> [Your objective]: Every line of the data is to be transcribed as it stands.

Records from a dataset:
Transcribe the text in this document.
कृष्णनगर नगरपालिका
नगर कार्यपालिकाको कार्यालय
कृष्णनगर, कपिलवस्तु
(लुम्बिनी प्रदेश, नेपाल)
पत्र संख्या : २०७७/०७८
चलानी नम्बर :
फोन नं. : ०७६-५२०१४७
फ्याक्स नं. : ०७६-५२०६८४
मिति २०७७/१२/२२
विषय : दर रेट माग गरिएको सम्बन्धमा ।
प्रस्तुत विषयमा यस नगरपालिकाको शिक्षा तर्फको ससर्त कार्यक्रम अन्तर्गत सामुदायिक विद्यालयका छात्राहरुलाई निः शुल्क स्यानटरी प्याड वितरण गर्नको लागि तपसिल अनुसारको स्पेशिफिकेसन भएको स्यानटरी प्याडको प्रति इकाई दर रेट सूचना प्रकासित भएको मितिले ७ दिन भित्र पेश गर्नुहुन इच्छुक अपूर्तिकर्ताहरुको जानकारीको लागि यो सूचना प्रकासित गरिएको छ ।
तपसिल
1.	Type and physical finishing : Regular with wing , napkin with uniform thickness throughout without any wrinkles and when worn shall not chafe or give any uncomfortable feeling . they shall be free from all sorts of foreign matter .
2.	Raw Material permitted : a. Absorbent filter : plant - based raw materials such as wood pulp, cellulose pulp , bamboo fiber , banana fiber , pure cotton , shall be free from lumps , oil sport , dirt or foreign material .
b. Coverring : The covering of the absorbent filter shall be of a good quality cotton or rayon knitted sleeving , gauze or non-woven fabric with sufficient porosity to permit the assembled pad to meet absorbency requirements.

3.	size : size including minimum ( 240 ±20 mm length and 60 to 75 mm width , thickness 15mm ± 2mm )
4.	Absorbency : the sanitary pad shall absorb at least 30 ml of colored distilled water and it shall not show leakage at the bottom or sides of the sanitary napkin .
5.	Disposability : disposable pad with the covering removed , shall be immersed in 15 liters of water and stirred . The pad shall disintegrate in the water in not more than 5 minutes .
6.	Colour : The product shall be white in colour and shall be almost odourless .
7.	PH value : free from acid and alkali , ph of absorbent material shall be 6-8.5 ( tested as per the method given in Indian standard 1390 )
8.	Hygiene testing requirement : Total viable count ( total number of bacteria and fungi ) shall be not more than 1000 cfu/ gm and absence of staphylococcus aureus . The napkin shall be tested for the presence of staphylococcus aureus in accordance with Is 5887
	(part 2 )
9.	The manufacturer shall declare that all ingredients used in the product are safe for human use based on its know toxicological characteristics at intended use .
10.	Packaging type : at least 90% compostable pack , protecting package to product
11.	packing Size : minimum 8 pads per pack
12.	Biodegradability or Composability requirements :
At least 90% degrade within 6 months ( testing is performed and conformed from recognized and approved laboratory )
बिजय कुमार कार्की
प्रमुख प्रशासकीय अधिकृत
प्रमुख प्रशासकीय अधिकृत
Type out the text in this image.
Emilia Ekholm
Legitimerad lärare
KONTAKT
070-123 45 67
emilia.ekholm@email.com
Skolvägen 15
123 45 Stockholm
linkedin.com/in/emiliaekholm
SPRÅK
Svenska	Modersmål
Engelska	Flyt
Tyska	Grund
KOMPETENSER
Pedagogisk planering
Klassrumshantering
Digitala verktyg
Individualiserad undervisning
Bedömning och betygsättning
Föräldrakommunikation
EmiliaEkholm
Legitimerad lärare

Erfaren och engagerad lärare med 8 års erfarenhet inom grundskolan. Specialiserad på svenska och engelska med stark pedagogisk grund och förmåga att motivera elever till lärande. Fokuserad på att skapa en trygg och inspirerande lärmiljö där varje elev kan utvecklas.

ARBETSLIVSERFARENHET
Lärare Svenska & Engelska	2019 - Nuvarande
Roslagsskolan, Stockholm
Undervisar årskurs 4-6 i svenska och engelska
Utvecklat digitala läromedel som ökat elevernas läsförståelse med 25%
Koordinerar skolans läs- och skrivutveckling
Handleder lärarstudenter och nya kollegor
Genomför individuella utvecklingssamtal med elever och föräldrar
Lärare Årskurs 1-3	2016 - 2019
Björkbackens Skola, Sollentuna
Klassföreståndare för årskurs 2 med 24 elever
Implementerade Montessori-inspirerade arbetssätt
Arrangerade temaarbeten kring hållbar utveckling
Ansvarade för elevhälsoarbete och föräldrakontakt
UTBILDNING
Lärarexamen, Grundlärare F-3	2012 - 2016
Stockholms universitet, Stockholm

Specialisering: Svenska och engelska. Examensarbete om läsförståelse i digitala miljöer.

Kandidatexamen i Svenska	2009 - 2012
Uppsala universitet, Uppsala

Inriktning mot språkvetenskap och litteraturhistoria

> [Solution to the problem]:
Transcribe the text in this document.
कृष्णनगर नगरपालिका
नगर कार्यपालिकाको कार्यालय
कृष्णनगर, कपिलवस्तु
(लुम्बिनी प्रदेश, नेपाल)
पत्र संख्या : २०७७/०७८
चलानी नम्बर :
फोन नं. : ०७६-५२०१४७
फ्याक्स नं. : ०७६-५२०६८४
मिति २०७७/१२/२२
विषय : दर रेट माग गरिएको सम्बन्धमा ।
प्रस्तुत विषयमा यस नगरपालिकाको शिक्षा तर्फको ससर्त कार्यक्रम अन्तर्गत सामुदायिक विद्यालयका छात्राहरुलाई निः शुल्क स्यानटरी प्याड वितरण गर्नको लागि तपसिल अनुसारको स्पेशिफिकेसन भएको स्यानटरी प्याडको प्रति इकाई दर रेट सूचना प्रकासित भएको मितिले ७ दिन भित्र पेश गर्नुहुन इच्छुक अपूर्तिकर्ताहरुको जानकारीको लागि यो सूचना प्रकासित गरिएको छ ।
तपसिल
1.	Type and physical finishing : Regular with wing , napkin with uniform thickness throughout without any wrinkles and when worn shall not chafe or give any uncomfortable feeling . they shall be free from all sorts of foreign matter .
2.	Raw Material permitted : a. Absorbent filter : plant - based raw materials such as wood pulp, cellulose pulp , bamboo fiber , banana fiber , pure cotton , shall be free from lumps , oil sport , dirt or foreign material .
b. Coverring : The covering of the absorbent filter shall be of a good quality cotton or rayon knitted sleeving , gauze or non-woven fabric with sufficient porosity to permit the assembled pad to meet absorbency requirements.

3.	size : size including minimum ( 240 ±20 mm length and 60 to 75 mm width , thickness 15mm ± 2mm )
4.	Absorbency : the sanitary pad shall absorb at least 30 ml of colored distilled water and it shall not show leakage at the bottom or sides of the sanitary napkin .
5.	Disposability : disposable pad with the covering removed , shall be immersed in 15 liters of water and stirred . The pad shall disintegrate in the water in not more than 5 minutes .
6.	Colour : The product shall be white in colour and shall be almost odourless .
7.	PH value : free from acid and alkali , ph of absorbent material shall be 6-8.5 ( tested as per the method given in Indian standard 1390 )
8.	Hygiene testing requirement : Total viable count ( total number of bacteria and fungi ) shall be not more than 1000 cfu/ gm and absence of staphylococcus aureus . The napkin shall be tested for the presence of staphylococcus aureus in accordance with Is 5887
	(part 2 )
9.	The manufacturer shall declare that all ingredients used in the product are safe for human use based on its know toxicological characteristics at intended use .
10.	Packaging type : at least 90% compostable pack , protecting package to product
11.	packing Size : minimum 8 pads per pack
12.	Biodegradability or Composability requirements :
At least 90% degrade within 6 months ( testing is performed and conformed from recognized and approved laboratory )
बिजय कुमार कार्की
प्रमुख प्रशासकीय अधिकृत
प्रमुख प्रशासकीय अधिकृत
Type out the text in this image.
Emilia Ekholm
Legitimerad lärare
KONTAKT
070-123 45 67
emilia.ekholm@email.com
Skolvägen 15
123 45 Stockholm
linkedin.com/in/emiliaekholm
SPRÅK
Svenska	Modersmål
Engelska	Flyt
Tyska	Grund
KOMPETENSER
Pedagogisk planering
Klassrumshantering
Digitala verktyg
Individualiserad undervisning
Bedömning och betygsättning
Föräldrakommunikation
EmiliaEkholm
Legitimerad lärare

Erfaren och engagerad lärare med 8 års erfarenhet inom grundskolan. Specialiserad på svenska och engelska med stark pedagogisk grund och förmåga att motivera elever till lärande. Fokuserad på att skapa en trygg och inspirerande lärmiljö där varje elev kan utvecklas.

ARBETSLIVSERFARENHET
Lärare Svenska & Engelska	2019 - Nuvarande
Roslagsskolan, Stockholm
Undervisar årskurs 4-6 i svenska och engelska
Utvecklat digitala läromedel som ökat elevernas läsförståelse med 25%
Koordinerar skolans läs- och skrivutveckling
Handleder lärarstudenter och nya kollegor
Genomför individuella utvecklingssamtal med elever och föräldrar
Lärare Årskurs 1-3	2016 - 2019
Björkbackens Skola, Sollentuna
Klassföreståndare för årskurs 2 med 24 elever
Implementerade Montessori-inspirerade arbetssätt
Arrangerade temaarbeten kring hållbar utveckling
Ansvarade för elevhälsoarbete och föräldrakontakt
UTBILDNING
Lärarexamen, Grundlärare F-3	2012 - 2016
Stockholms universitet, Stockholm

Specialisering: Svenska och engelska. Examensarbete om läsförståelse i digitala miljöer.

Kandidatexamen i Svenska	2009 - 2012
Uppsala universitet, Uppsala

Inriktning mot språkvetenskap och litteraturhistoria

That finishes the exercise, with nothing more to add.